Written request:
Print all the entries verbatim.

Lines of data
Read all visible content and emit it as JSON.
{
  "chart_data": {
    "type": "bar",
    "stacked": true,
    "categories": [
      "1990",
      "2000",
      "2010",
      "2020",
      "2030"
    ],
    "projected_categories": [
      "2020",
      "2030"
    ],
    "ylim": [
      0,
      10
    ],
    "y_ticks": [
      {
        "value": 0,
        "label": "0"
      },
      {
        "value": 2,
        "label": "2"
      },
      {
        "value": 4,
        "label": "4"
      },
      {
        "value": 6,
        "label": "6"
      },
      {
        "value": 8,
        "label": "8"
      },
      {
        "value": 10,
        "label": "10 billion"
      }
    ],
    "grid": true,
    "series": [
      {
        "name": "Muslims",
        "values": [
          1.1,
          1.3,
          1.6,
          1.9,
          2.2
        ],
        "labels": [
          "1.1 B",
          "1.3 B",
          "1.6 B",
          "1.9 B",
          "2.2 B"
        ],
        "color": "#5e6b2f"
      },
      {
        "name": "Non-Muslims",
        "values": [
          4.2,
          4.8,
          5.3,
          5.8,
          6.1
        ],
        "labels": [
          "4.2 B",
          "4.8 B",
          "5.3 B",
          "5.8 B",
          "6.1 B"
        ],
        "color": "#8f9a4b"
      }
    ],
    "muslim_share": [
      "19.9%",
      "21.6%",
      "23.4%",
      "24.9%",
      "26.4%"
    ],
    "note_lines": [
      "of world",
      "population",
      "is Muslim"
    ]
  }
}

Exercise result:
Read all visible content and emit it as JSON.
{
  "chart_data": {
    "type": "bar",
    "stacked": true,
    "categories": [
      "1990",
      "2000",
      "2010",
      "2020",
      "2030"
    ],
    "projected_categories": [
      "2020",
      "2030"
    ],
    "ylim": [
      0,
      10
    ],
    "y_ticks": [
      {
        "value": 0,
        "label": "0"
      },
      {
        "value": 2,
        "label": "2"
      },
      {
        "value": 4,
        "label": "4"
      },
      {
        "value": 6,
        "label": "6"
      },
      {
        "value": 8,
        "label": "8"
      },
      {
        "value": 10,
        "label": "10 billion"
      }
    ],
    "grid": true,
    "series": [
      {
        "name": "Muslims",
        "values": [
          1.1,
          1.3,
          1.6,
          1.9,
          2.2
        ],
        "labels": [
          "1.1 B",
          "1.3 B",
          "1.6 B",
          "1.9 B",
          "2.2 B"
        ],
        "color": "#5e6b2f"
      },
      {
        "name": "Non-Muslims",
        "values": [
          4.2,
          4.8,
          5.3,
          5.8,
          6.1
        ],
        "labels": [
          "4.2 B",
          "4.8 B",
          "5.3 B",
          "5.8 B",
          "6.1 B"
        ],
        "color": "#8f9a4b"
      }
    ],
    "muslim_share": [
      "19.9%",
      "21.6%",
      "23.4%",
      "24.9%",
      "26.4%"
    ],
    "note_lines": [
      "of world",
      "population",
      "is Muslim"
    ]
  }
}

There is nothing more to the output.